■ INSTRUCTION ■
Copy out each line of the data that holds the word "Legal".

■ ROWS ■
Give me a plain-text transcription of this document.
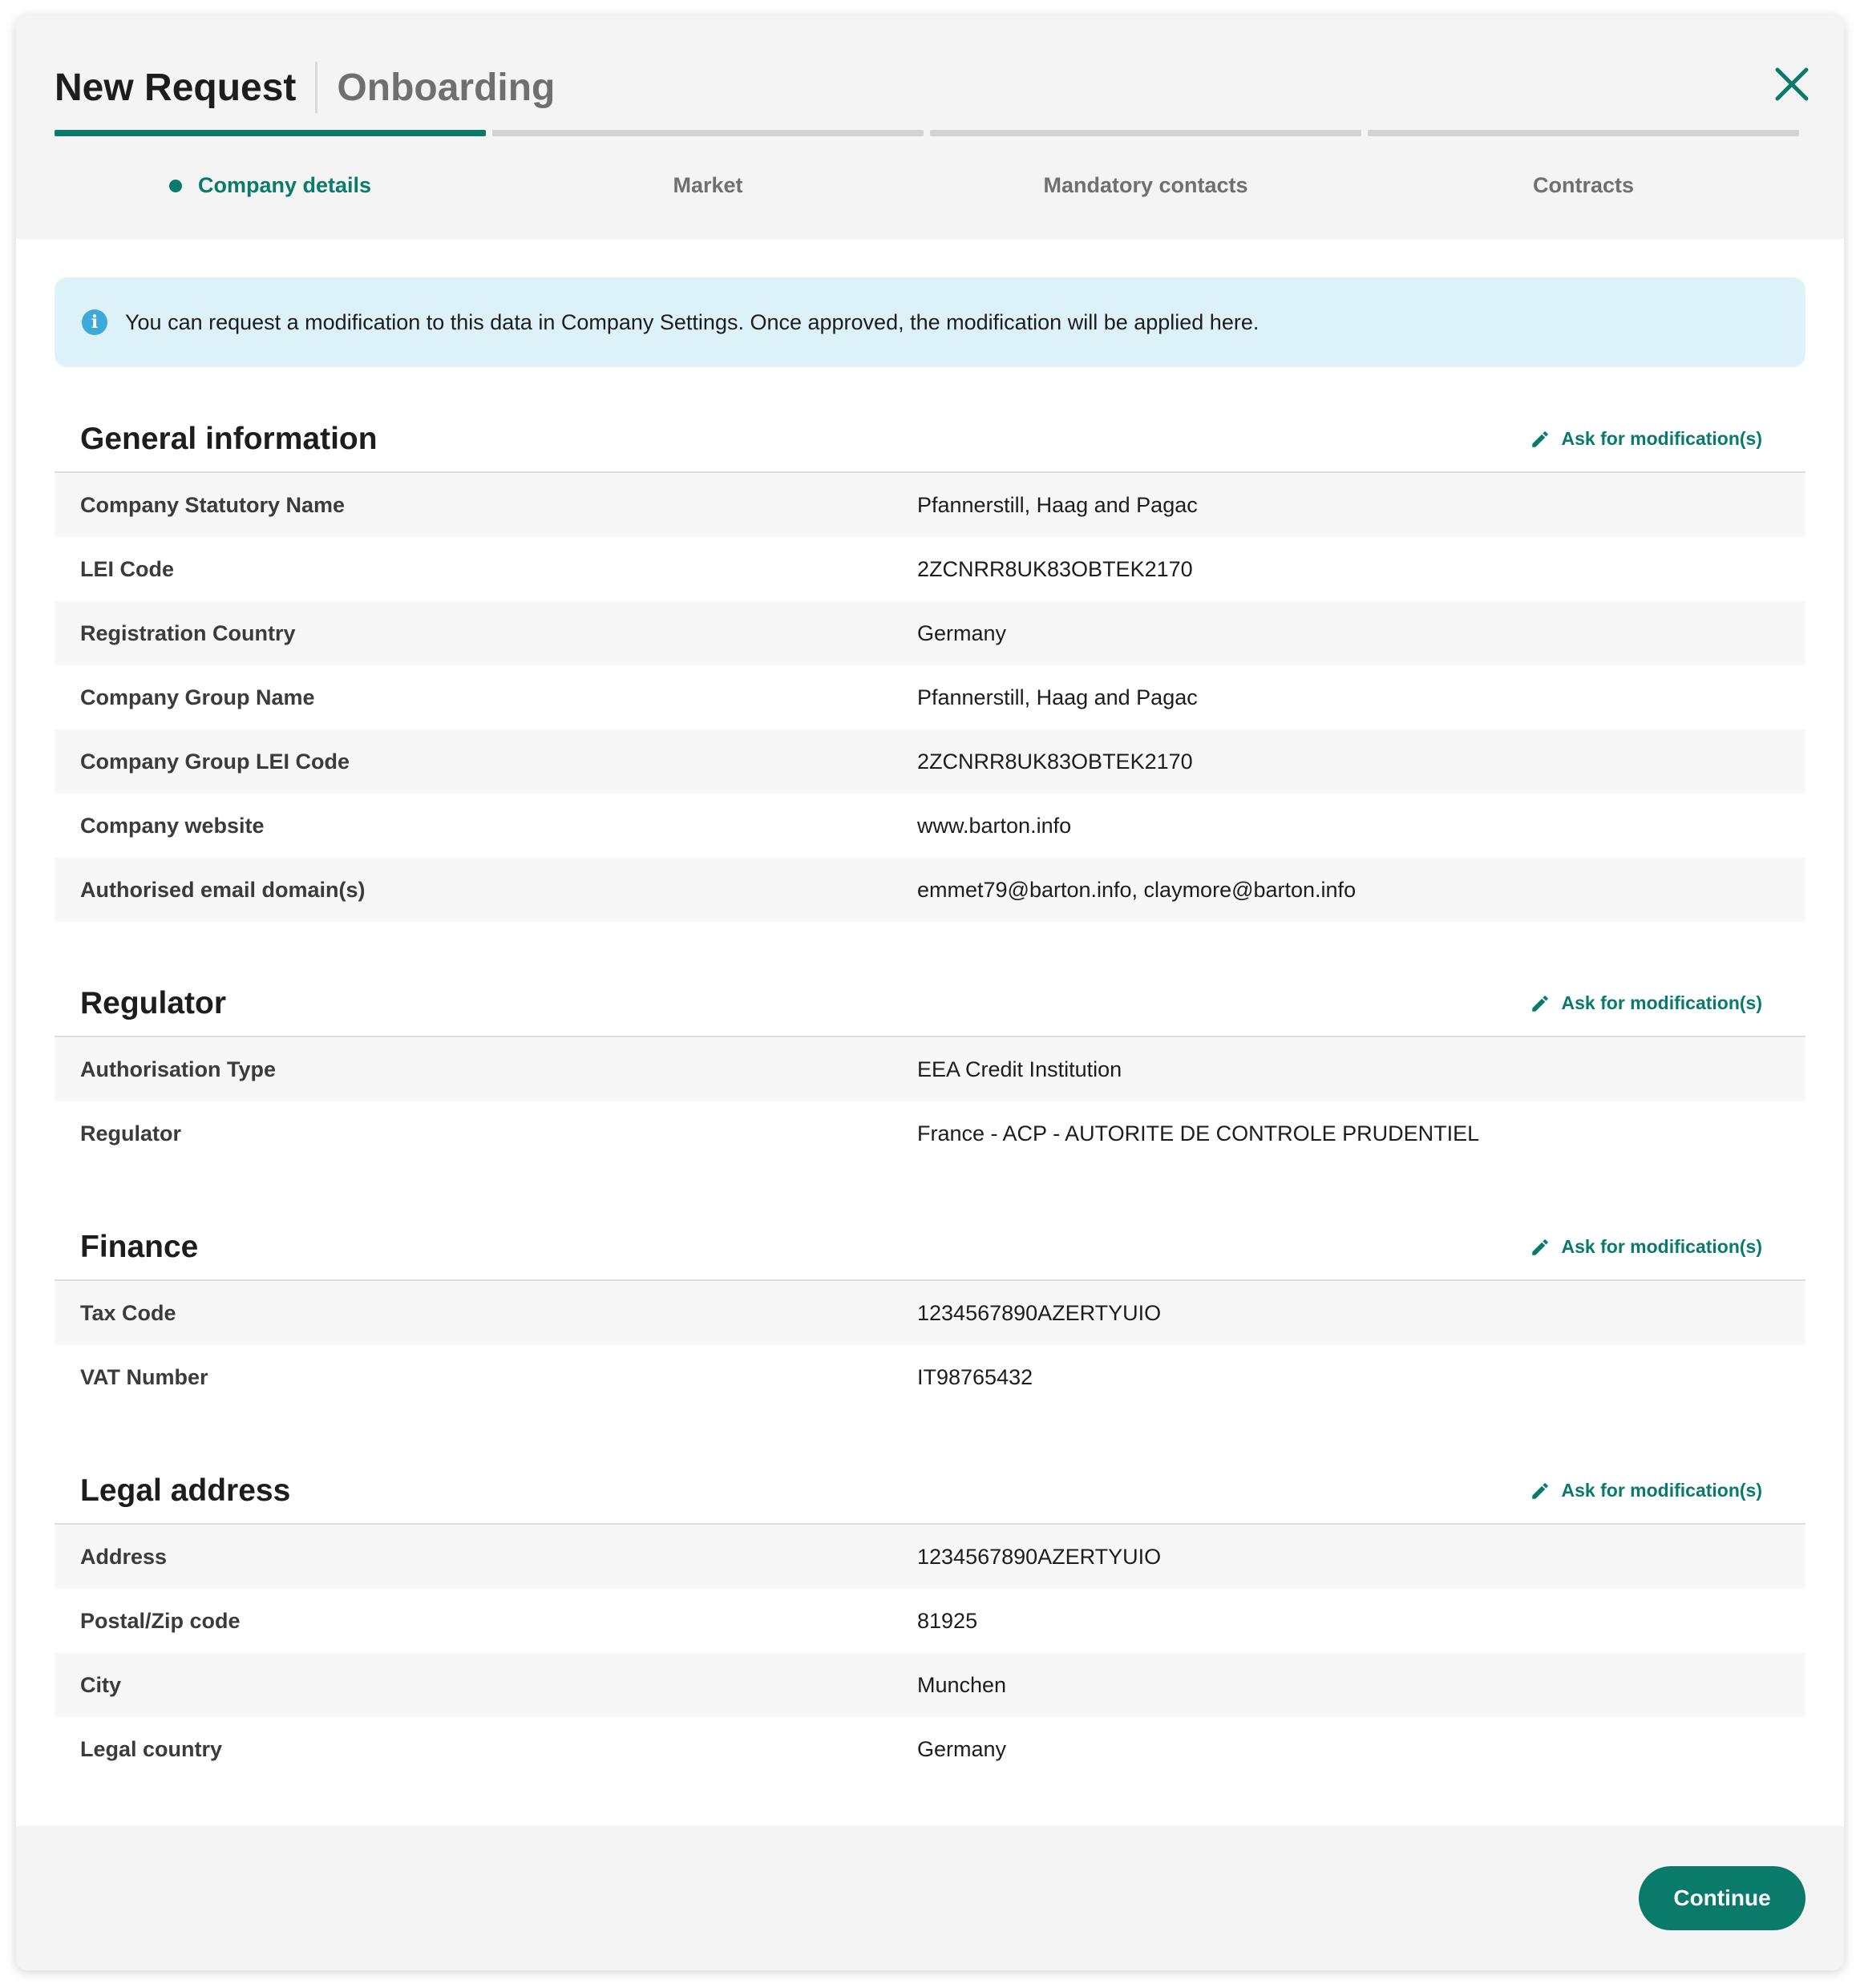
New Request Onboarding
Company details	Market	Mandatory contacts	Contracts
i	You can request a modification to this data in Company Settings. Once approved, the modification will be applied here.
General information	Ask for modification(s)
Company Statutory Name	Pfannerstill, Haag and Pagac
LEI Code	2ZCNRR8UK83OBTEK2170
Registration Country	Germany
Company Group Name	Pfannerstill, Haag and Pagac
Company Group LEI Code	2ZCNRR8UK83OBTEK2170
Company website	www.barton.info
Authorised email domain(s)	emmet79@barton.info, claymore@barton.info
Regulator	Ask for modification(s)
Authorisation Type	EEA Credit Institution
Regulator	France - ACP - AUTORITE DE CONTROLE PRUDENTIEL
Finance	Ask for modification(s)
Tax Code	1234567890AZERTYUIO
VAT Number	IT98765432
Legal address	Ask for modification(s)
Address	1234567890AZERTYUIO
Postal/Zip code	81925
City	Munchen
Legal country	Germany
Continue
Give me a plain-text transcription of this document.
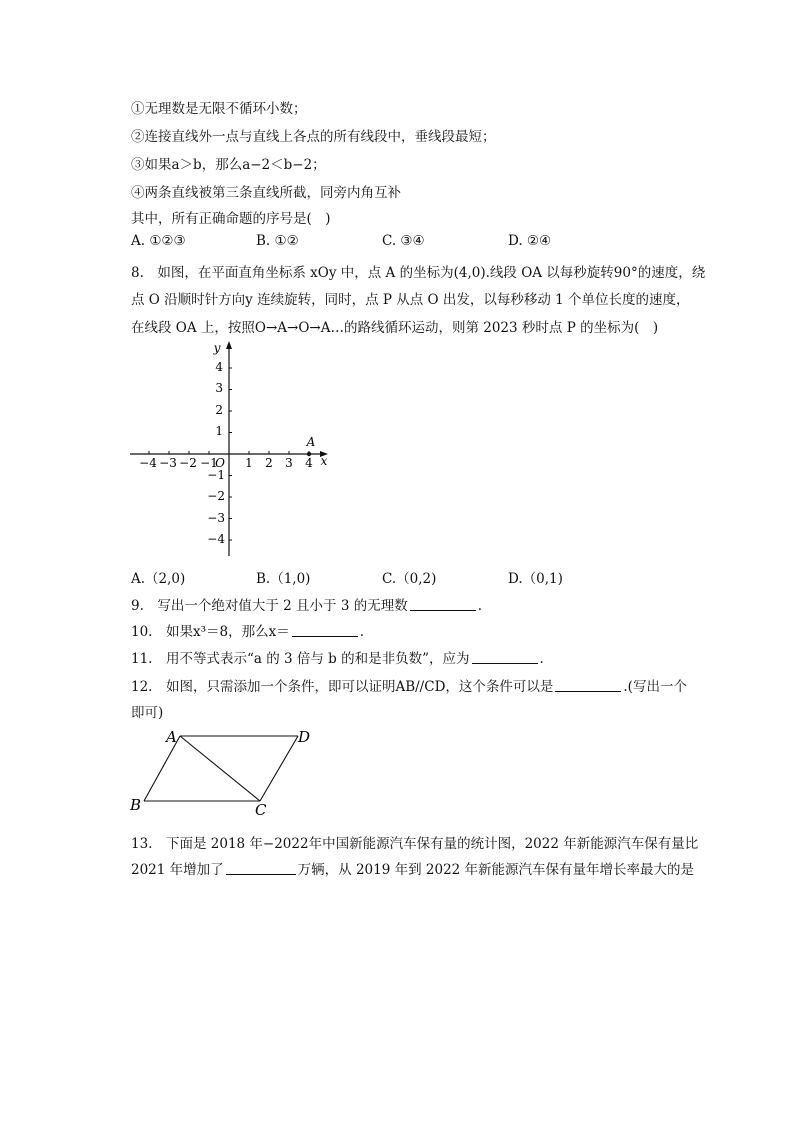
①无理数是无限不循环小数；
②连接直线外一点与直线上各点的所有线段中，垂线段最短；
③如果a＞b，那么a−2＜b−2；
④两条直线被第三条直线所截，同旁内角互补
其中，所有正确命题的序号是(　)
A. ①②③	B. ①②	C. ③④	D. ②④
8.　如图，在平面直角坐标系 xOy 中，点 A 的坐标为(4,0).线段 OA 以每秒旋转90°的速度，绕
点 O 沿顺时针方向y 连续旋转，同时，点 P 从点 O 出发，以每秒移动 1 个单位长度的速度，
在线段 OA 上，按照O→A→O→A…的路线循环运动，则第 2023 秒时点 P 的坐标为(　)
−4 −3 −2 −1
O 1 2 3 4 x
y
4
3
2
1
−1
−2
−3
−4
A
A.（2,0)	B.（1,0)	C.（0,2)	D.（0,1)
9.　写出一个绝对值大于 2 且小于 3 的无理数	.
10.　如果x³＝8，那么x＝	.
11.　用不等式表示“a 的 3 倍与 b 的和是非负数”，应为	.
12.　如图，只需添加一个条件，即可以证明AB//CD，这个条件可以是	.(写出一个
即可)
A	D
B	C
13.　下面是 2018 年−2022年中国新能源汽车保有量的统计图，2022 年新能源汽车保有量比
2021 年增加了	万辆，从 2019 年到 2022 年新能源汽车保有量年增长率最大的是
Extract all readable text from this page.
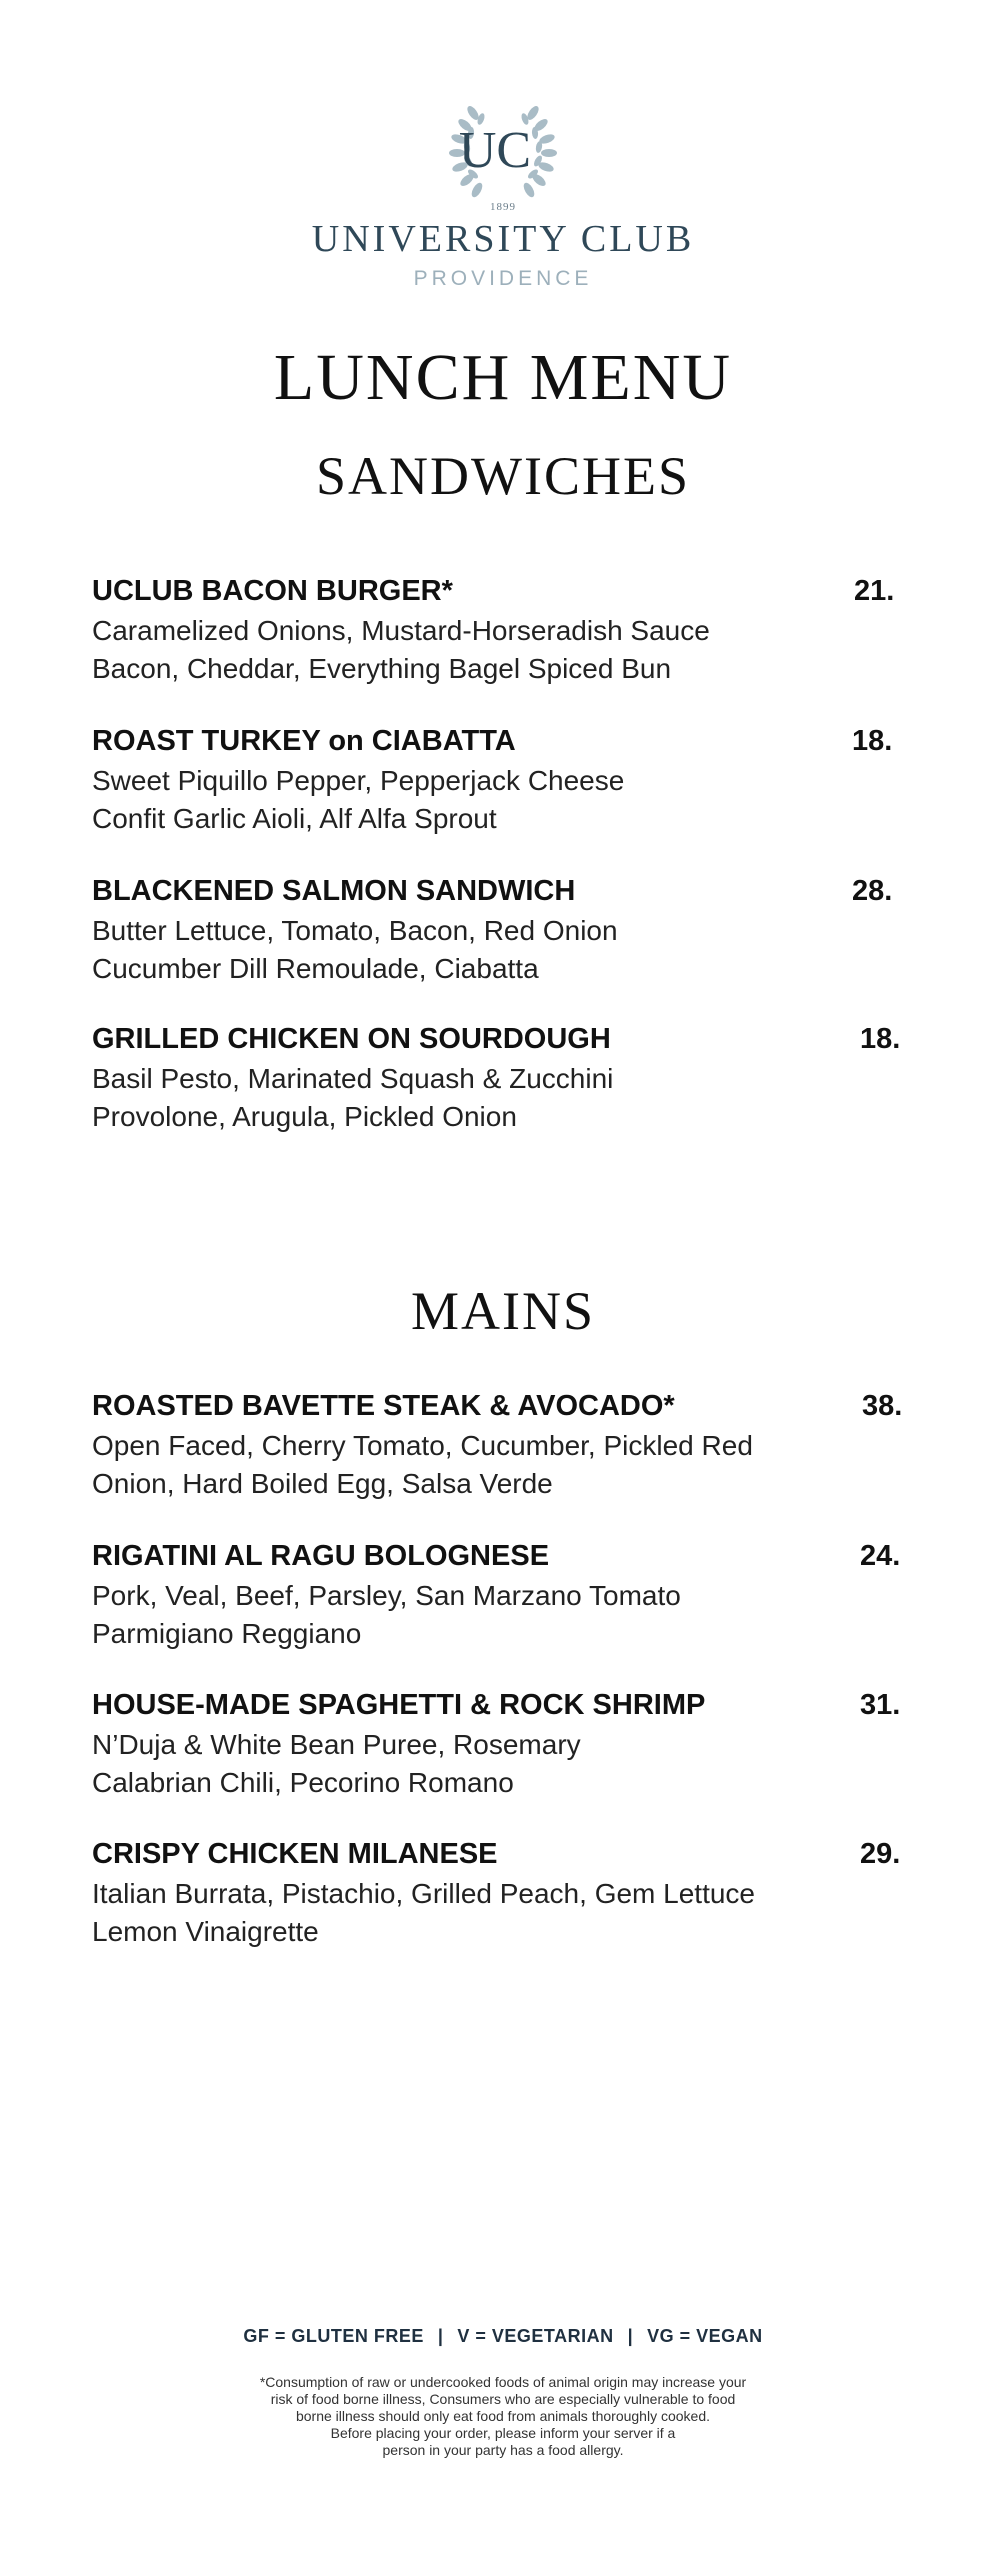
UC
1899
UNIVERSITY CLUB
PROVIDENCE
LUNCH MENU
SANDWICHES
UCLUB BACON BURGER*	21.
Caramelized Onions, Mustard-Horseradish Sauce
Bacon, Cheddar, Everything Bagel Spiced Bun
ROAST TURKEY on CIABATTA	18.
Sweet Piquillo Pepper, Pepperjack Cheese
Confit Garlic Aioli, Alf Alfa Sprout
BLACKENED SALMON SANDWICH	28.
Butter Lettuce, Tomato, Bacon, Red Onion
Cucumber Dill Remoulade, Ciabatta
GRILLED CHICKEN ON SOURDOUGH	18.
Basil Pesto, Marinated Squash & Zucchini
Provolone, Arugula, Pickled Onion
MAINS
ROASTED BAVETTE STEAK & AVOCADO*	38.
Open Faced, Cherry Tomato, Cucumber, Pickled Red
Onion, Hard Boiled Egg, Salsa Verde
RIGATINI AL RAGU BOLOGNESE	24.
Pork, Veal, Beef, Parsley, San Marzano Tomato
Parmigiano Reggiano
HOUSE-MADE SPAGHETTI & ROCK SHRIMP	31.
N’Duja & White Bean Puree, Rosemary
Calabrian Chili, Pecorino Romano
CRISPY CHICKEN MILANESE	29.
Italian Burrata, Pistachio, Grilled Peach, Gem Lettuce
Lemon Vinaigrette
GF = GLUTEN FREE | V = VEGETARIAN | VG = VEGAN
*Consumption of raw or undercooked foods of animal origin may increase your
risk of food borne illness, Consumers who are especially vulnerable to food
borne illness should only eat food from animals thoroughly cooked.
Before placing your order, please inform your server if a
person in your party has a food allergy.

■ THE RESPONSE ■
Legal address	Ask for modification(s)
Legal country	Germany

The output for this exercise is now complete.